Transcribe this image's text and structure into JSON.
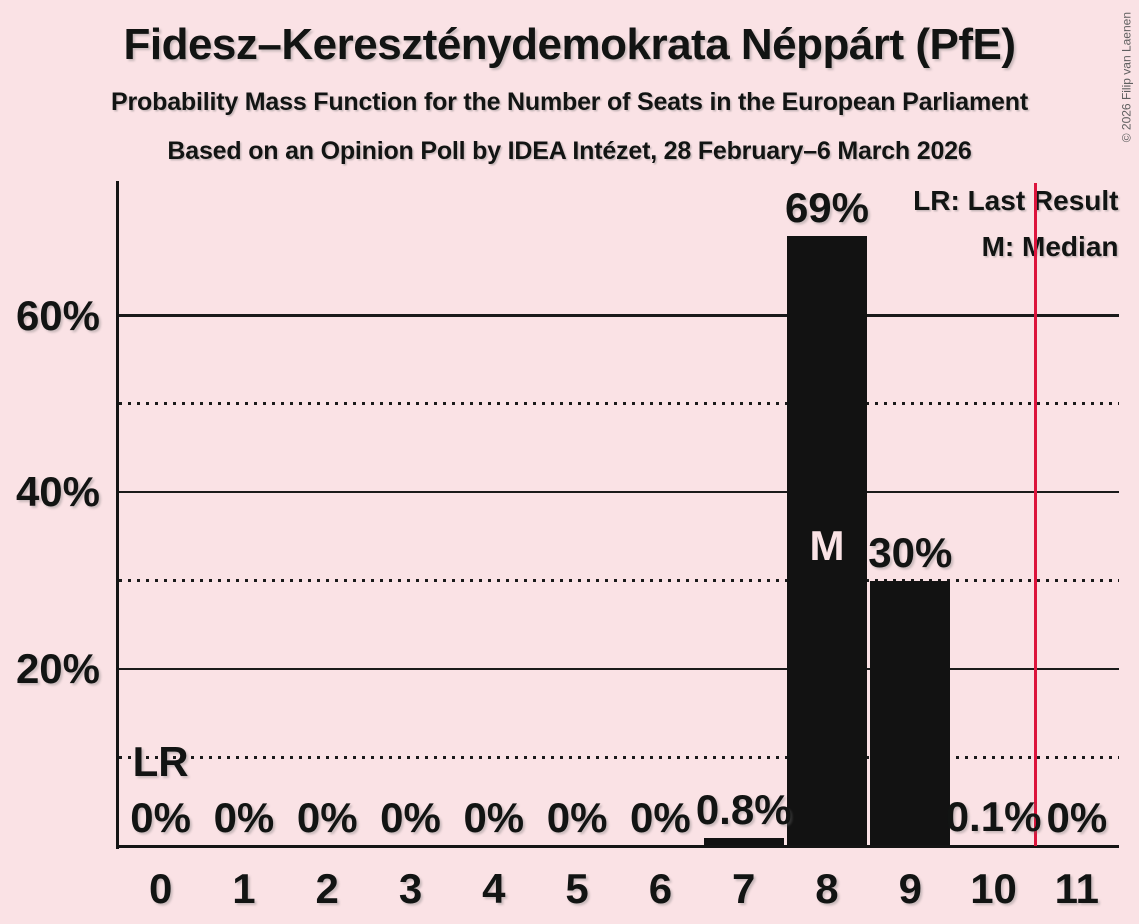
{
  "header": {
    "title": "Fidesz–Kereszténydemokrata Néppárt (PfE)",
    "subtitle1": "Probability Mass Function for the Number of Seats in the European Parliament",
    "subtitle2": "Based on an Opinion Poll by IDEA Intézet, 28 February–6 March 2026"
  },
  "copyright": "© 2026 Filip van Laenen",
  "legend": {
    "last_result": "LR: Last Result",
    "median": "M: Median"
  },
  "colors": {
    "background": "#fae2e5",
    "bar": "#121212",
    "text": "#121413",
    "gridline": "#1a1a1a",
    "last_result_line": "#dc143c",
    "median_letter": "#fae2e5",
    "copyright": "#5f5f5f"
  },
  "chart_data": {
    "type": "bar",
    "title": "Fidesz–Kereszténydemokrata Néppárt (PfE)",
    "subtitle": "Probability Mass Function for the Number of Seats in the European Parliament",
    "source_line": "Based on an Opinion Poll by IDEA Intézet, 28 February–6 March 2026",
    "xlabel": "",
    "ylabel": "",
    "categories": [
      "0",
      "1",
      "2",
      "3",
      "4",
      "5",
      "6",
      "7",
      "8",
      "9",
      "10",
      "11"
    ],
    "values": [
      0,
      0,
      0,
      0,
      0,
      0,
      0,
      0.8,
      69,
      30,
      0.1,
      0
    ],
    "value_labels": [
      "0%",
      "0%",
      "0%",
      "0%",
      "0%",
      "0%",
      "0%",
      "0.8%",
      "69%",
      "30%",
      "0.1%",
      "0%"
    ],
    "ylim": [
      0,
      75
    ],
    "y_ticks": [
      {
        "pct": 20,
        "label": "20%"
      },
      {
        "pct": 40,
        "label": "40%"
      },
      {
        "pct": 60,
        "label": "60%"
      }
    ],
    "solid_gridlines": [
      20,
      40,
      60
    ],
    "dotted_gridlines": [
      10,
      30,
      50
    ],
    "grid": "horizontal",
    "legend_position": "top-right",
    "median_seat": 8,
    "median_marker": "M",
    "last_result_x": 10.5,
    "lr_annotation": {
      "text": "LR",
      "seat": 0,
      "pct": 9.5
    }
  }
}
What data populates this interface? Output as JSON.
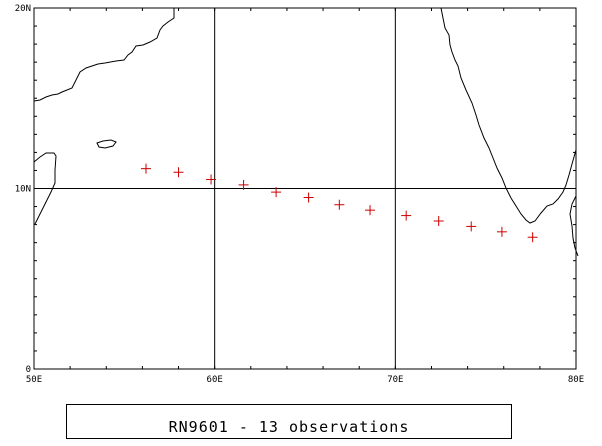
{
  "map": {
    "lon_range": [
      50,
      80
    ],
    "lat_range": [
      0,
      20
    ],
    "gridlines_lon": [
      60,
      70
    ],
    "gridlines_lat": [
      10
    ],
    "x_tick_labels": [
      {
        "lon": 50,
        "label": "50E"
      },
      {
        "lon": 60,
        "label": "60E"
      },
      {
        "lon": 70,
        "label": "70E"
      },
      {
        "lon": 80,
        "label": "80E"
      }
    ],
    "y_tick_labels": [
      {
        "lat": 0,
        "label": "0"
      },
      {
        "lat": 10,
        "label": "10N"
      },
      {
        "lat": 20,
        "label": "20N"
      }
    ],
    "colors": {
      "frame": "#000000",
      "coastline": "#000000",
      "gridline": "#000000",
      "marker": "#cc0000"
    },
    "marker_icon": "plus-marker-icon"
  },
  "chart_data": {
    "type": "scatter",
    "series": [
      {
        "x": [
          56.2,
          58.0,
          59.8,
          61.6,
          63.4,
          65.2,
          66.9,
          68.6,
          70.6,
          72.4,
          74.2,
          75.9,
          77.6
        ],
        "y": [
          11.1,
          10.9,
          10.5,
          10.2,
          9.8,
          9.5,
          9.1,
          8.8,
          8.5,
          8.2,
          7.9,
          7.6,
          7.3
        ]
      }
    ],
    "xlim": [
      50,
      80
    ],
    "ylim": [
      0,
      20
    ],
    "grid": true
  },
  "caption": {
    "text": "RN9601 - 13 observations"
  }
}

Written request
Pick out the lines above containing the word "IDEA", then copy them.

Solution
    "subtitle2": "Based on an Opinion Poll by IDEA Intézet, 28 February–6 March 2026"
    "source_line": "Based on an Opinion Poll by IDEA Intézet, 28 February–6 March 2026",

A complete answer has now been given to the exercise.